-- START OF Records provided --

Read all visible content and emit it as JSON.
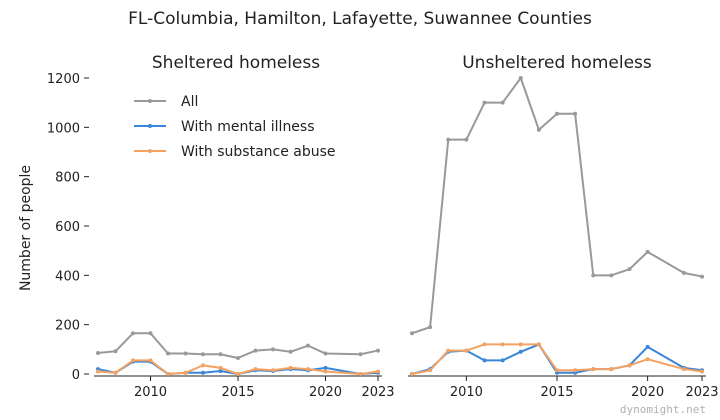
{
  "figure": {
    "suptitle": "FL-Columbia, Hamilton, Lafayette, Suwannee Counties",
    "ylabel": "Number of people",
    "watermark": "dynomight.net"
  },
  "legend": {
    "placement": "top-left of left panel",
    "entries": [
      {
        "label": "All",
        "color": "#999999"
      },
      {
        "label": "With mental illness",
        "color": "#3a86d8"
      },
      {
        "label": "With substance abuse",
        "color": "#f4a261"
      }
    ]
  },
  "chart_data": [
    {
      "type": "line",
      "title": "Sheltered homeless",
      "xlim": [
        2007,
        2023
      ],
      "ylim": [
        0,
        1200
      ],
      "xticks": [
        2010,
        2015,
        2020,
        2023
      ],
      "yticks": [
        0,
        200,
        400,
        600,
        800,
        1000,
        1200
      ],
      "grid": false,
      "series": [
        {
          "name": "All",
          "color": "#999999",
          "x": [
            2007,
            2008,
            2009,
            2010,
            2011,
            2012,
            2013,
            2014,
            2015,
            2016,
            2017,
            2018,
            2019,
            2020,
            2022,
            2023
          ],
          "y": [
            85,
            92,
            165,
            165,
            83,
            83,
            80,
            80,
            65,
            95,
            100,
            90,
            115,
            83,
            80,
            95
          ]
        },
        {
          "name": "With mental illness",
          "color": "#3a86d8",
          "x": [
            2007,
            2008,
            2009,
            2010,
            2011,
            2012,
            2013,
            2014,
            2015,
            2016,
            2017,
            2018,
            2019,
            2020,
            2022,
            2023
          ],
          "y": [
            20,
            5,
            50,
            50,
            0,
            5,
            5,
            12,
            0,
            15,
            12,
            20,
            15,
            25,
            0,
            5
          ]
        },
        {
          "name": "With substance abuse",
          "color": "#f4a261",
          "x": [
            2007,
            2008,
            2009,
            2010,
            2011,
            2012,
            2013,
            2014,
            2015,
            2016,
            2017,
            2018,
            2019,
            2020,
            2022,
            2023
          ],
          "y": [
            10,
            5,
            55,
            55,
            0,
            5,
            35,
            25,
            0,
            20,
            15,
            25,
            20,
            10,
            0,
            10
          ]
        }
      ]
    },
    {
      "type": "line",
      "title": "Unsheltered homeless",
      "xlim": [
        2007,
        2023
      ],
      "ylim": [
        0,
        1200
      ],
      "xticks": [
        2010,
        2015,
        2020,
        2023
      ],
      "yticks": [],
      "grid": false,
      "series": [
        {
          "name": "All",
          "color": "#999999",
          "x": [
            2007,
            2008,
            2009,
            2010,
            2011,
            2012,
            2013,
            2014,
            2015,
            2016,
            2017,
            2018,
            2019,
            2020,
            2022,
            2023
          ],
          "y": [
            165,
            190,
            950,
            950,
            1100,
            1100,
            1200,
            990,
            1055,
            1055,
            400,
            400,
            425,
            495,
            410,
            395
          ]
        },
        {
          "name": "With mental illness",
          "color": "#3a86d8",
          "x": [
            2007,
            2008,
            2009,
            2010,
            2011,
            2012,
            2013,
            2014,
            2015,
            2016,
            2017,
            2018,
            2019,
            2020,
            2022,
            2023
          ],
          "y": [
            0,
            20,
            90,
            95,
            55,
            55,
            90,
            120,
            5,
            5,
            20,
            20,
            35,
            110,
            25,
            15
          ]
        },
        {
          "name": "With substance abuse",
          "color": "#f4a261",
          "x": [
            2007,
            2008,
            2009,
            2010,
            2011,
            2012,
            2013,
            2014,
            2015,
            2016,
            2017,
            2018,
            2019,
            2020,
            2022,
            2023
          ],
          "y": [
            0,
            15,
            95,
            95,
            120,
            120,
            120,
            120,
            15,
            15,
            20,
            20,
            35,
            60,
            20,
            10
          ]
        }
      ]
    }
  ]
}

-- END OF Records provided --

What to produce = Transcribe the records above exactly as they appear, leaving out any pictures.

Complete response =
Read all visible content and emit it as JSON.
{
  "figure": {
    "suptitle": "FL-Columbia, Hamilton, Lafayette, Suwannee Counties",
    "ylabel": "Number of people",
    "watermark": "dynomight.net"
  },
  "legend": {
    "placement": "top-left of left panel",
    "entries": [
      {
        "label": "All",
        "color": "#999999"
      },
      {
        "label": "With mental illness",
        "color": "#3a86d8"
      },
      {
        "label": "With substance abuse",
        "color": "#f4a261"
      }
    ]
  },
  "chart_data": [
    {
      "type": "line",
      "title": "Sheltered homeless",
      "xlim": [
        2007,
        2023
      ],
      "ylim": [
        0,
        1200
      ],
      "xticks": [
        2010,
        2015,
        2020,
        2023
      ],
      "yticks": [
        0,
        200,
        400,
        600,
        800,
        1000,
        1200
      ],
      "grid": false,
      "series": [
        {
          "name": "All",
          "color": "#999999",
          "x": [
            2007,
            2008,
            2009,
            2010,
            2011,
            2012,
            2013,
            2014,
            2015,
            2016,
            2017,
            2018,
            2019,
            2020,
            2022,
            2023
          ],
          "y": [
            85,
            92,
            165,
            165,
            83,
            83,
            80,
            80,
            65,
            95,
            100,
            90,
            115,
            83,
            80,
            95
          ]
        },
        {
          "name": "With mental illness",
          "color": "#3a86d8",
          "x": [
            2007,
            2008,
            2009,
            2010,
            2011,
            2012,
            2013,
            2014,
            2015,
            2016,
            2017,
            2018,
            2019,
            2020,
            2022,
            2023
          ],
          "y": [
            20,
            5,
            50,
            50,
            0,
            5,
            5,
            12,
            0,
            15,
            12,
            20,
            15,
            25,
            0,
            5
          ]
        },
        {
          "name": "With substance abuse",
          "color": "#f4a261",
          "x": [
            2007,
            2008,
            2009,
            2010,
            2011,
            2012,
            2013,
            2014,
            2015,
            2016,
            2017,
            2018,
            2019,
            2020,
            2022,
            2023
          ],
          "y": [
            10,
            5,
            55,
            55,
            0,
            5,
            35,
            25,
            0,
            20,
            15,
            25,
            20,
            10,
            0,
            10
          ]
        }
      ]
    },
    {
      "type": "line",
      "title": "Unsheltered homeless",
      "xlim": [
        2007,
        2023
      ],
      "ylim": [
        0,
        1200
      ],
      "xticks": [
        2010,
        2015,
        2020,
        2023
      ],
      "yticks": [],
      "grid": false,
      "series": [
        {
          "name": "All",
          "color": "#999999",
          "x": [
            2007,
            2008,
            2009,
            2010,
            2011,
            2012,
            2013,
            2014,
            2015,
            2016,
            2017,
            2018,
            2019,
            2020,
            2022,
            2023
          ],
          "y": [
            165,
            190,
            950,
            950,
            1100,
            1100,
            1200,
            990,
            1055,
            1055,
            400,
            400,
            425,
            495,
            410,
            395
          ]
        },
        {
          "name": "With mental illness",
          "color": "#3a86d8",
          "x": [
            2007,
            2008,
            2009,
            2010,
            2011,
            2012,
            2013,
            2014,
            2015,
            2016,
            2017,
            2018,
            2019,
            2020,
            2022,
            2023
          ],
          "y": [
            0,
            20,
            90,
            95,
            55,
            55,
            90,
            120,
            5,
            5,
            20,
            20,
            35,
            110,
            25,
            15
          ]
        },
        {
          "name": "With substance abuse",
          "color": "#f4a261",
          "x": [
            2007,
            2008,
            2009,
            2010,
            2011,
            2012,
            2013,
            2014,
            2015,
            2016,
            2017,
            2018,
            2019,
            2020,
            2022,
            2023
          ],
          "y": [
            0,
            15,
            95,
            95,
            120,
            120,
            120,
            120,
            15,
            15,
            20,
            20,
            35,
            60,
            20,
            10
          ]
        }
      ]
    }
  ]
}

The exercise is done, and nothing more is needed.